▸ Exercise instructions
Copy out every line of the records where the string "text" occurs.

- - -

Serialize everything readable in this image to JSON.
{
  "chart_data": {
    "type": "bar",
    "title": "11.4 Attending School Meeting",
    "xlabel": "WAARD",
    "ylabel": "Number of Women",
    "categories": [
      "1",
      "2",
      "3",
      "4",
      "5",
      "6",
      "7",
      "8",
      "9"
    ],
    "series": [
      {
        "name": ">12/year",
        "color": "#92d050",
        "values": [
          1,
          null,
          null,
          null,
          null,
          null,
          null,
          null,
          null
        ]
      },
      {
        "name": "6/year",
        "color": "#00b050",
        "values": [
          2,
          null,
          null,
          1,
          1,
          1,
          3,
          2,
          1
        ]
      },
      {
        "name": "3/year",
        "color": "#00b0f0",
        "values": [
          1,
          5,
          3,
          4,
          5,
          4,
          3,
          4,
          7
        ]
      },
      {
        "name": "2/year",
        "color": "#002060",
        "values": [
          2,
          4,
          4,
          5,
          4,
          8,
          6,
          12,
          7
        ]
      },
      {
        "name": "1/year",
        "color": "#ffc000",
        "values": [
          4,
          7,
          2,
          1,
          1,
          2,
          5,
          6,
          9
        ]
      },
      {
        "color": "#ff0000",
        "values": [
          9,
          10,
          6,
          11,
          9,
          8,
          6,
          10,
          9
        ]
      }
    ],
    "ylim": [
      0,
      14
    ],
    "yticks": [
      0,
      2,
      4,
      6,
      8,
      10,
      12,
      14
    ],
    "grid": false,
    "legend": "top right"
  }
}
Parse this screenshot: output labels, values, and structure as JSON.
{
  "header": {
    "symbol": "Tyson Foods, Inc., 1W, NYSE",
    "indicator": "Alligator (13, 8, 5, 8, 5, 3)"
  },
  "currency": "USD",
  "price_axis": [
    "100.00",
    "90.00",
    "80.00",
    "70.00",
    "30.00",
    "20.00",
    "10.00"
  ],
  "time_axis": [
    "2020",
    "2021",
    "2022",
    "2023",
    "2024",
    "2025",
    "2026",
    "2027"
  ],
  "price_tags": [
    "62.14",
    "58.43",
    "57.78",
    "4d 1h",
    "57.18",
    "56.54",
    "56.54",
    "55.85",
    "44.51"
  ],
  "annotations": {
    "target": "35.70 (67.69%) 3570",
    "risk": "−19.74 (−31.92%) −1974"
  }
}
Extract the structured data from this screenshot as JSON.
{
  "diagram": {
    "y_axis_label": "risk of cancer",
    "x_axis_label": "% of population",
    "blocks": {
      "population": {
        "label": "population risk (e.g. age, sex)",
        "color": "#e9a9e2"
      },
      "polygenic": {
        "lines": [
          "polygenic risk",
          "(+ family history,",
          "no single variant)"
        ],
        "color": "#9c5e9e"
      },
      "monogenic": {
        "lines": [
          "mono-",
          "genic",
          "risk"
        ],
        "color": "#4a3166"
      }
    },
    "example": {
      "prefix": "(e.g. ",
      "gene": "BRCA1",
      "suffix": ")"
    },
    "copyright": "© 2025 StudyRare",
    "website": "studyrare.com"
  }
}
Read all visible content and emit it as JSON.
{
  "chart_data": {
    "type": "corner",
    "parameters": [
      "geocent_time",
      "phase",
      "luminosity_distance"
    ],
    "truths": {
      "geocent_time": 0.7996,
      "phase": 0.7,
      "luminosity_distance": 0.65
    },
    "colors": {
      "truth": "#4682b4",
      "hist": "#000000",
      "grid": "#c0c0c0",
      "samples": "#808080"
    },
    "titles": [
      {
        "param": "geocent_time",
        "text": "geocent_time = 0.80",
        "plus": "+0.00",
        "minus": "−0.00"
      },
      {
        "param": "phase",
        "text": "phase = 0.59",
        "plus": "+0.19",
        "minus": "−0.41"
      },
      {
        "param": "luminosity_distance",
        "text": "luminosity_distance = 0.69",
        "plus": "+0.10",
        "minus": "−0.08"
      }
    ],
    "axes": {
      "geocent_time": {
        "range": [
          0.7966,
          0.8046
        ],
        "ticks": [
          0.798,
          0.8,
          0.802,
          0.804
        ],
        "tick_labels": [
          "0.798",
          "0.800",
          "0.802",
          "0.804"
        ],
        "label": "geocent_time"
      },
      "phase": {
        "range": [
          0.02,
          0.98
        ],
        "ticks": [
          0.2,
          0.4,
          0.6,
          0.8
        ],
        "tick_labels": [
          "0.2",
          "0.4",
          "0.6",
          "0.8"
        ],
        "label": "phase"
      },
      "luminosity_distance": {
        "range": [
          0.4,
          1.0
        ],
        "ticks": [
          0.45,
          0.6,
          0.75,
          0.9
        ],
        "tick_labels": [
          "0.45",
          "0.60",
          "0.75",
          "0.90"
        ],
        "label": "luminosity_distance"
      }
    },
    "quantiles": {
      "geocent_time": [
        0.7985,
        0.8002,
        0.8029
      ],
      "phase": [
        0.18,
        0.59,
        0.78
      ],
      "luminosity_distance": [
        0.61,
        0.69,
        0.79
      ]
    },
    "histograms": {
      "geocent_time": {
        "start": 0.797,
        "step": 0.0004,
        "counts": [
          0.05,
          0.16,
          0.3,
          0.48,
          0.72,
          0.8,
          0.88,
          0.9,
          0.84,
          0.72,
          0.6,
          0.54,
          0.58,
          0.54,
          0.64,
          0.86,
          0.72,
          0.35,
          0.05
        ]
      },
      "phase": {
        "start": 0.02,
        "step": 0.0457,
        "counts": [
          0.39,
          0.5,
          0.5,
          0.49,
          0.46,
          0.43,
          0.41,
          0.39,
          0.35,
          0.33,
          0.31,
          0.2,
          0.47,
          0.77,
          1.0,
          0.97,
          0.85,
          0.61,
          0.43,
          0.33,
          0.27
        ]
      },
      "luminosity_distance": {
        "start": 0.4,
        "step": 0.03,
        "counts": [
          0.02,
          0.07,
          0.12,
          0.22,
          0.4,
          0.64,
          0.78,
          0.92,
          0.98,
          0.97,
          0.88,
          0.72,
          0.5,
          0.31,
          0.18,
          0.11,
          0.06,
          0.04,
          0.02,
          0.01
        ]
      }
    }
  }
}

- - -

▸ Written response
        "text": "geocent_time = 0.80",
        "text": "phase = 0.59",
        "text": "luminosity_distance = 0.69",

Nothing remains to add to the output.